──────── RECORDS SUPPLIED ────────

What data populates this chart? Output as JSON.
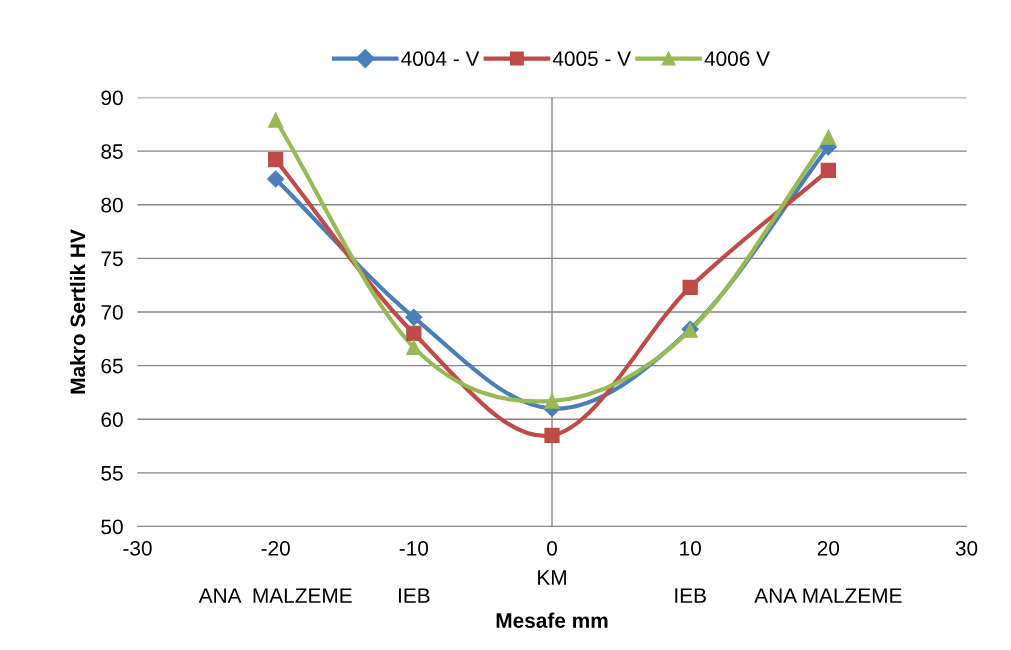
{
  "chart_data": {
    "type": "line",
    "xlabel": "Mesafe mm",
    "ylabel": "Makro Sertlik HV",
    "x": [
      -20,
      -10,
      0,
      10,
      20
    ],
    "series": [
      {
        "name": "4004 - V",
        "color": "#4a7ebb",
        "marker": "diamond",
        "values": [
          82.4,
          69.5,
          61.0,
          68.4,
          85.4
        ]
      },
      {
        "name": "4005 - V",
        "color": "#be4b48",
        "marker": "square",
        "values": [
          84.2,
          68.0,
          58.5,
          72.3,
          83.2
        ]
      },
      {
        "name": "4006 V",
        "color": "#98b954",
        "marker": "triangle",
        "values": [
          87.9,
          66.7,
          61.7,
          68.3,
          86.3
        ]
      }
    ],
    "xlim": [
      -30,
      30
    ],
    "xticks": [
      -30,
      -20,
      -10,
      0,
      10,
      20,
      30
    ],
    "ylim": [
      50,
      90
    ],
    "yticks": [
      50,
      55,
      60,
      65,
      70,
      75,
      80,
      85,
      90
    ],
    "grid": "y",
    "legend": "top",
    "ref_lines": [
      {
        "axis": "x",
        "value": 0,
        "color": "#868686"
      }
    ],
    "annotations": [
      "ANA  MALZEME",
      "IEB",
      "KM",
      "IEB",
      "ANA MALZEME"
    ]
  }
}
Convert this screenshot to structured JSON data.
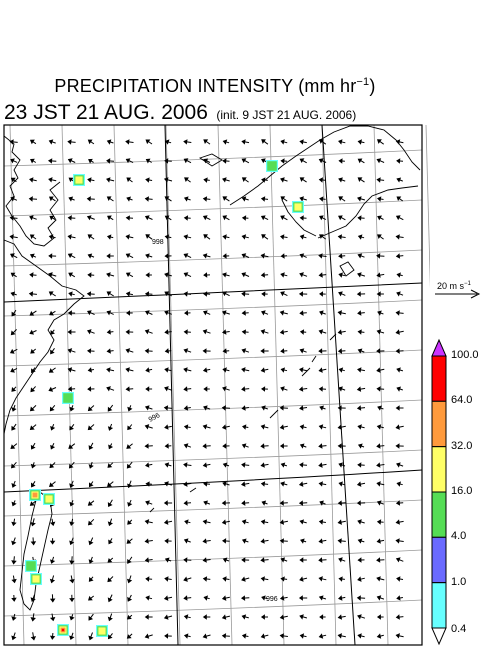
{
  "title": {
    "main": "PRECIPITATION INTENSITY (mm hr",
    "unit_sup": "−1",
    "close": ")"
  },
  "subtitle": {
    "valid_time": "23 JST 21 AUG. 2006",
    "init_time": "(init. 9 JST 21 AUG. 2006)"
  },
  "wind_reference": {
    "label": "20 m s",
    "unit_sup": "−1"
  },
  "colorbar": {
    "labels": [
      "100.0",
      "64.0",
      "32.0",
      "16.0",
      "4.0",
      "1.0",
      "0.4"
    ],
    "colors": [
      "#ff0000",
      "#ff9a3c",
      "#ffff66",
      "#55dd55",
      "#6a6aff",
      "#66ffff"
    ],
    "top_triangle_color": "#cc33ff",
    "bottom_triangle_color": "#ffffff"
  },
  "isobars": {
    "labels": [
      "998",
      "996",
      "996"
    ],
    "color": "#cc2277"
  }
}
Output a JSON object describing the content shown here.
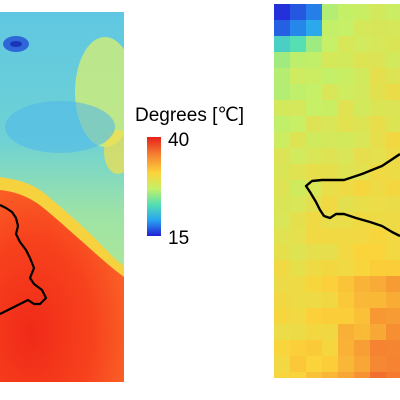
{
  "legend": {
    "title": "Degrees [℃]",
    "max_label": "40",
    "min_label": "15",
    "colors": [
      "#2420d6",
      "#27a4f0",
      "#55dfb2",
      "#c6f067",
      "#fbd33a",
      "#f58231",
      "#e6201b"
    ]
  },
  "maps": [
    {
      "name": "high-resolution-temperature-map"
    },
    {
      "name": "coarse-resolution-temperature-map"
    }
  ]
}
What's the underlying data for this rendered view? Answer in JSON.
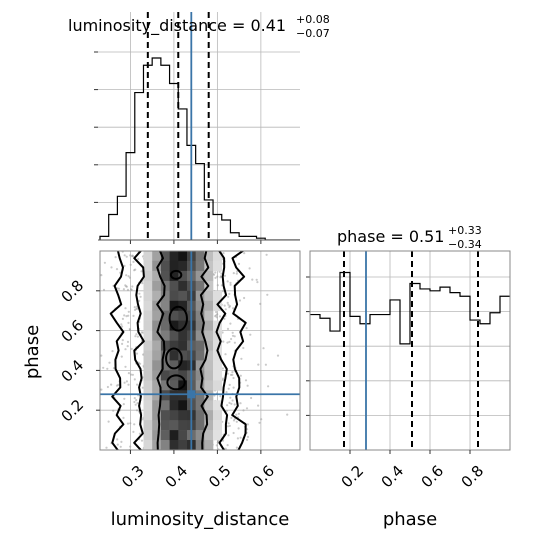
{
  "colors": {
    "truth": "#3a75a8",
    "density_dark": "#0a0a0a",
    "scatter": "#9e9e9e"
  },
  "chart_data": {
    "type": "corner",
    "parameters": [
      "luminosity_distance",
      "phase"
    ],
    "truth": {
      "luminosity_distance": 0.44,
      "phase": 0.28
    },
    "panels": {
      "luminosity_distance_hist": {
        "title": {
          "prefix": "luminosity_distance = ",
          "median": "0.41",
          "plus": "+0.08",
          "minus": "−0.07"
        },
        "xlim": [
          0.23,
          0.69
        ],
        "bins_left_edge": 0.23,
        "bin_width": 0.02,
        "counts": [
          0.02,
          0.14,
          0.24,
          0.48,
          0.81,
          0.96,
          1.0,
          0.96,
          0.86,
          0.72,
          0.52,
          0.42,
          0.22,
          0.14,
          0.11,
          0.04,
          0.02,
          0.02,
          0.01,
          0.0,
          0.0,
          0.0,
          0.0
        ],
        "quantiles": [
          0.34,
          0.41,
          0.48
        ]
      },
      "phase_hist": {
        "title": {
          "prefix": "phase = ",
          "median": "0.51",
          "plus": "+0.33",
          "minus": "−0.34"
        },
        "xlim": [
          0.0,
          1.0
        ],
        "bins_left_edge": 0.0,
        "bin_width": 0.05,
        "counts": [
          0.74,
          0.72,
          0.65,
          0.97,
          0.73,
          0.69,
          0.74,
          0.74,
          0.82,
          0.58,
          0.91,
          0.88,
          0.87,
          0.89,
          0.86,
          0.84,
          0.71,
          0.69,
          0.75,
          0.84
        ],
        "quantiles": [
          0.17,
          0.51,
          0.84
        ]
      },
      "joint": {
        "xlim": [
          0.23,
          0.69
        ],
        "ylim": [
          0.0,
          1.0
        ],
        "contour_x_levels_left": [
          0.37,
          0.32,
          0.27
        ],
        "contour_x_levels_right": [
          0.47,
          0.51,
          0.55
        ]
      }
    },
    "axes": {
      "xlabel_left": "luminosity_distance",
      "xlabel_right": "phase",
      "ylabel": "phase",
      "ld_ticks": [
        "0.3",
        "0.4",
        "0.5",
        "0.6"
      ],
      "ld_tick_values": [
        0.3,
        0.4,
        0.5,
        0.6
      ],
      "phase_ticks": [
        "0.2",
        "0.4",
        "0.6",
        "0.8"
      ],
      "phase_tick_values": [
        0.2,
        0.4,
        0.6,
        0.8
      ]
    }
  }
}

────────

#### [YOUR GOAL]
Copy out all the data exactly; skip the pictures.

#### [EXERCISE RESULT]
What data populates this chart? Output as JSON.
{
  "chart_data": {
    "type": "line",
    "xlabel": "Mesafe mm",
    "ylabel": "Makro Sertlik HV",
    "x": [
      -20,
      -10,
      0,
      10,
      20
    ],
    "series": [
      {
        "name": "4004 - V",
        "color": "#4a7ebb",
        "marker": "diamond",
        "values": [
          82.4,
          69.5,
          61.0,
          68.4,
          85.4
        ]
      },
      {
        "name": "4005 - V",
        "color": "#be4b48",
        "marker": "square",
        "values": [
          84.2,
          68.0,
          58.5,
          72.3,
          83.2
        ]
      },
      {
        "name": "4006 V",
        "color": "#98b954",
        "marker": "triangle",
        "values": [
          87.9,
          66.7,
          61.7,
          68.3,
          86.3
        ]
      }
    ],
    "xlim": [
      -30,
      30
    ],
    "xticks": [
      -30,
      -20,
      -10,
      0,
      10,
      20,
      30
    ],
    "ylim": [
      50,
      90
    ],
    "yticks": [
      50,
      55,
      60,
      65,
      70,
      75,
      80,
      85,
      90
    ],
    "grid": "y",
    "legend": "top",
    "ref_lines": [
      {
        "axis": "x",
        "value": 0,
        "color": "#868686"
      }
    ],
    "annotations": [
      "ANA  MALZEME",
      "IEB",
      "KM",
      "IEB",
      "ANA MALZEME"
    ]
  }
}
Convert this screenshot to structured JSON data.
{
  "title": {
    "main": "PRECIPITATION INTENSITY (mm hr",
    "unit_sup": "−1",
    "close": ")"
  },
  "subtitle": {
    "valid_time": "23 JST 21 AUG. 2006",
    "init_time": "(init. 9 JST 21 AUG. 2006)"
  },
  "wind_reference": {
    "label": "20 m s",
    "unit_sup": "−1"
  },
  "colorbar": {
    "labels": [
      "100.0",
      "64.0",
      "32.0",
      "16.0",
      "4.0",
      "1.0",
      "0.4"
    ],
    "colors": [
      "#ff0000",
      "#ff9a3c",
      "#ffff66",
      "#55dd55",
      "#6a6aff",
      "#66ffff"
    ],
    "top_triangle_color": "#cc33ff",
    "bottom_triangle_color": "#ffffff"
  },
  "isobars": {
    "labels": [
      "998",
      "996",
      "996"
    ],
    "color": "#cc2277"
  }
}
Output a JSON object describing the content shown here.
{
  "legend": {
    "title": "Degrees [℃]",
    "max_label": "40",
    "min_label": "15",
    "colors": [
      "#2420d6",
      "#27a4f0",
      "#55dfb2",
      "#c6f067",
      "#fbd33a",
      "#f58231",
      "#e6201b"
    ]
  },
  "maps": [
    {
      "name": "high-resolution-temperature-map"
    },
    {
      "name": "coarse-resolution-temperature-map"
    }
  ]
}
What's the underlying data for this rendered view? Answer in JSON.
{
  "colors": {
    "truth": "#3a75a8",
    "density_dark": "#0a0a0a",
    "scatter": "#9e9e9e"
  },
  "chart_data": {
    "type": "corner",
    "parameters": [
      "luminosity_distance",
      "phase"
    ],
    "truth": {
      "luminosity_distance": 0.44,
      "phase": 0.28
    },
    "panels": {
      "luminosity_distance_hist": {
        "title": {
          "prefix": "luminosity_distance = ",
          "median": "0.41",
          "plus": "+0.08",
          "minus": "−0.07"
        },
        "xlim": [
          0.23,
          0.69
        ],
        "bins_left_edge": 0.23,
        "bin_width": 0.02,
        "counts": [
          0.02,
          0.14,
          0.24,
          0.48,
          0.81,
          0.96,
          1.0,
          0.96,
          0.86,
          0.72,
          0.52,
          0.42,
          0.22,
          0.14,
          0.11,
          0.04,
          0.02,
          0.02,
          0.01,
          0.0,
          0.0,
          0.0,
          0.0
        ],
        "quantiles": [
          0.34,
          0.41,
          0.48
        ]
      },
      "phase_hist": {
        "title": {
          "prefix": "phase = ",
          "median": "0.51",
          "plus": "+0.33",
          "minus": "−0.34"
        },
        "xlim": [
          0.0,
          1.0
        ],
        "bins_left_edge": 0.0,
        "bin_width": 0.05,
        "counts": [
          0.74,
          0.72,
          0.65,
          0.97,
          0.73,
          0.69,
          0.74,
          0.74,
          0.82,
          0.58,
          0.91,
          0.88,
          0.87,
          0.89,
          0.86,
          0.84,
          0.71,
          0.69,
          0.75,
          0.84
        ],
        "quantiles": [
          0.17,
          0.51,
          0.84
        ]
      },
      "joint": {
        "xlim": [
          0.23,
          0.69
        ],
        "ylim": [
          0.0,
          1.0
        ],
        "contour_x_levels_left": [
          0.37,
          0.32,
          0.27
        ],
        "contour_x_levels_right": [
          0.47,
          0.51,
          0.55
        ]
      }
    },
    "axes": {
      "xlabel_left": "luminosity_distance",
      "xlabel_right": "phase",
      "ylabel": "phase",
      "ld_ticks": [
        "0.3",
        "0.4",
        "0.5",
        "0.6"
      ],
      "ld_tick_values": [
        0.3,
        0.4,
        0.5,
        0.6
      ],
      "phase_ticks": [
        "0.2",
        "0.4",
        "0.6",
        "0.8"
      ],
      "phase_tick_values": [
        0.2,
        0.4,
        0.6,
        0.8
      ]
    }
  }
}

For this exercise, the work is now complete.